YOUR GOAL - Return the listing's lines exactly as they appear, from its first line through the line containing "551, 1427, 582]", both included.

DATA ENTRIES -
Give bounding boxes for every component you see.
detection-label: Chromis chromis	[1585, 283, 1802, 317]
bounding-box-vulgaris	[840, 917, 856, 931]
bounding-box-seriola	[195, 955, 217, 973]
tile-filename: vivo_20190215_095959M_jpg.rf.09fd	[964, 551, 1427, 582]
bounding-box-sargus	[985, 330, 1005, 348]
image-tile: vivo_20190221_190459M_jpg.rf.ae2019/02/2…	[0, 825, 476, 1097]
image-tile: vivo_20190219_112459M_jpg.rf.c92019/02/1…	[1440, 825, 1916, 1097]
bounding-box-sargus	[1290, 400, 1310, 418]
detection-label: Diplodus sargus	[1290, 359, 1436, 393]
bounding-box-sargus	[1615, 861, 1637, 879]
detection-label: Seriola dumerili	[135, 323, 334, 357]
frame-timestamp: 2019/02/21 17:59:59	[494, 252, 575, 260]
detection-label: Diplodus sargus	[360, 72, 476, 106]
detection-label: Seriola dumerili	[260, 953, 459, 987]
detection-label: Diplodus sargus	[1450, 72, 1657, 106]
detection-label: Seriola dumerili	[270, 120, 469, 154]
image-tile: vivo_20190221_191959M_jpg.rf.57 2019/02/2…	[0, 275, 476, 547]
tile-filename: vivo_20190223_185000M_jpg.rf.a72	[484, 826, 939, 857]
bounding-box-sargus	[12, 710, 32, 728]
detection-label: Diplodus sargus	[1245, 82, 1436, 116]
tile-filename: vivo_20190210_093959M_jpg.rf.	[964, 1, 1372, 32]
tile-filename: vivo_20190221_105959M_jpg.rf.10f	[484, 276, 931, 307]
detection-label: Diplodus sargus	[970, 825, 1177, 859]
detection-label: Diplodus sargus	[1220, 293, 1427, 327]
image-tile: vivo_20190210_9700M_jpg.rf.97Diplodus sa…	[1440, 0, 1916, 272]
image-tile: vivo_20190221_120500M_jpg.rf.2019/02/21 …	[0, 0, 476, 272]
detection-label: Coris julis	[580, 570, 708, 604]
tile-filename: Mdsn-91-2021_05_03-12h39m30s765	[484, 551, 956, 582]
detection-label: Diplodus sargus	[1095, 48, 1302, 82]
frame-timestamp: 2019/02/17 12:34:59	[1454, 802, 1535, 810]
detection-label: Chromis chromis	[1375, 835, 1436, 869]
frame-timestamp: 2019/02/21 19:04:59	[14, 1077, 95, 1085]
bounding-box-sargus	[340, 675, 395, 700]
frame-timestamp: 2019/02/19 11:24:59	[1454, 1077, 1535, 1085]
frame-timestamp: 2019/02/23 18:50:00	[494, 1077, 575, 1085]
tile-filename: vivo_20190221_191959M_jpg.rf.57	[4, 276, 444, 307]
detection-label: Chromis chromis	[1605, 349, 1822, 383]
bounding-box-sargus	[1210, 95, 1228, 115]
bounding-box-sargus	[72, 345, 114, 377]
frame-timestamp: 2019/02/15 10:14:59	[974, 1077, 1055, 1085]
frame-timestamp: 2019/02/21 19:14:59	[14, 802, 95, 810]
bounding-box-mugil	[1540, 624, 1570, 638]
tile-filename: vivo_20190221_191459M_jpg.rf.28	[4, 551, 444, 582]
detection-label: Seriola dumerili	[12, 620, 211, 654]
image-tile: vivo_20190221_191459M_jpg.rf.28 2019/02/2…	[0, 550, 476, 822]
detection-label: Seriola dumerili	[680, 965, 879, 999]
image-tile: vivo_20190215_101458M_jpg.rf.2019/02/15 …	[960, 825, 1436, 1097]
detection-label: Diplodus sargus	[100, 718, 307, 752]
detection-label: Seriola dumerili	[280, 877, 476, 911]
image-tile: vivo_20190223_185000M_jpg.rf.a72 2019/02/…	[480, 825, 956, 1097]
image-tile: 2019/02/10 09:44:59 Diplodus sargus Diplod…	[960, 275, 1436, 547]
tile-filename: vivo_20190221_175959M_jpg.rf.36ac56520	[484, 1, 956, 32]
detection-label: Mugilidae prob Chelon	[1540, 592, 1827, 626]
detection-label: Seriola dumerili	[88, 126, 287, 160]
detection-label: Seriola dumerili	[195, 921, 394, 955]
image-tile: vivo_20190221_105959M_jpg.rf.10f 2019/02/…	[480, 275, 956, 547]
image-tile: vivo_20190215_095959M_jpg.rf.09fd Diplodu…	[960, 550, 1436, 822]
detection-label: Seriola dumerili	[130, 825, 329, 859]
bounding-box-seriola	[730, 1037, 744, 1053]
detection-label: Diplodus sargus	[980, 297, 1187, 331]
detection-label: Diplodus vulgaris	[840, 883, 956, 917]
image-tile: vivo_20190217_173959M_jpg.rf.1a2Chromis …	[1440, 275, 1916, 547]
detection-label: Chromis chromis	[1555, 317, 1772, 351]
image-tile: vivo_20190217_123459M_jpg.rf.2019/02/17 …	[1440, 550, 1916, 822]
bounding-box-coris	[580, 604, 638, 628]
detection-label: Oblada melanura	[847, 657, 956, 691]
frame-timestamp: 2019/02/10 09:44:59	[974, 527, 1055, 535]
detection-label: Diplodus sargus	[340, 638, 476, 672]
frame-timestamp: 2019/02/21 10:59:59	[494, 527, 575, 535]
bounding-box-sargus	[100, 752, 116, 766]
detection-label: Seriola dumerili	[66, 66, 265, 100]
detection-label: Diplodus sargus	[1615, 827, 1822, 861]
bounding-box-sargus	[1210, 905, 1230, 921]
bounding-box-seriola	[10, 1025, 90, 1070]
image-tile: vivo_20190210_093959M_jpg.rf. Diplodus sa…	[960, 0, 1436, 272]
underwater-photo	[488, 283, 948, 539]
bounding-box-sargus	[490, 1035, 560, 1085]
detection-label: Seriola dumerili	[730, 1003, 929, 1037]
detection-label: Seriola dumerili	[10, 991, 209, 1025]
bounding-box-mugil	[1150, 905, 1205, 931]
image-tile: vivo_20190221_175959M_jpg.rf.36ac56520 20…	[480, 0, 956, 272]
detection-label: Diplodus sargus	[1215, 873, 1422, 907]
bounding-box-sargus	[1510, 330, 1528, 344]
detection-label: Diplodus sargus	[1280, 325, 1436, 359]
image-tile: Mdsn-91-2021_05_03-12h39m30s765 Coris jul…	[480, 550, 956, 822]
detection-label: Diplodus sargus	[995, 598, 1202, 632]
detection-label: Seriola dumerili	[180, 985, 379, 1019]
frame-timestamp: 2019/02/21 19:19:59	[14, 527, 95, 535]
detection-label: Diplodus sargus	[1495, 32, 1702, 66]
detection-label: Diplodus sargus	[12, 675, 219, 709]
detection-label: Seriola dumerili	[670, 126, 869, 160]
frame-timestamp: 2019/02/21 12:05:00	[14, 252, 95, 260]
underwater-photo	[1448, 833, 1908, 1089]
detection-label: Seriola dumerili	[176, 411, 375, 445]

EXERCISE OUTPUT -
Give bounding boxes for every component you see.
detection-label: Chromis chromis	[1585, 283, 1802, 317]
bounding-box-vulgaris	[840, 917, 856, 931]
bounding-box-seriola	[195, 955, 217, 973]
tile-filename: vivo_20190215_095959M_jpg.rf.09fd	[964, 551, 1427, 582]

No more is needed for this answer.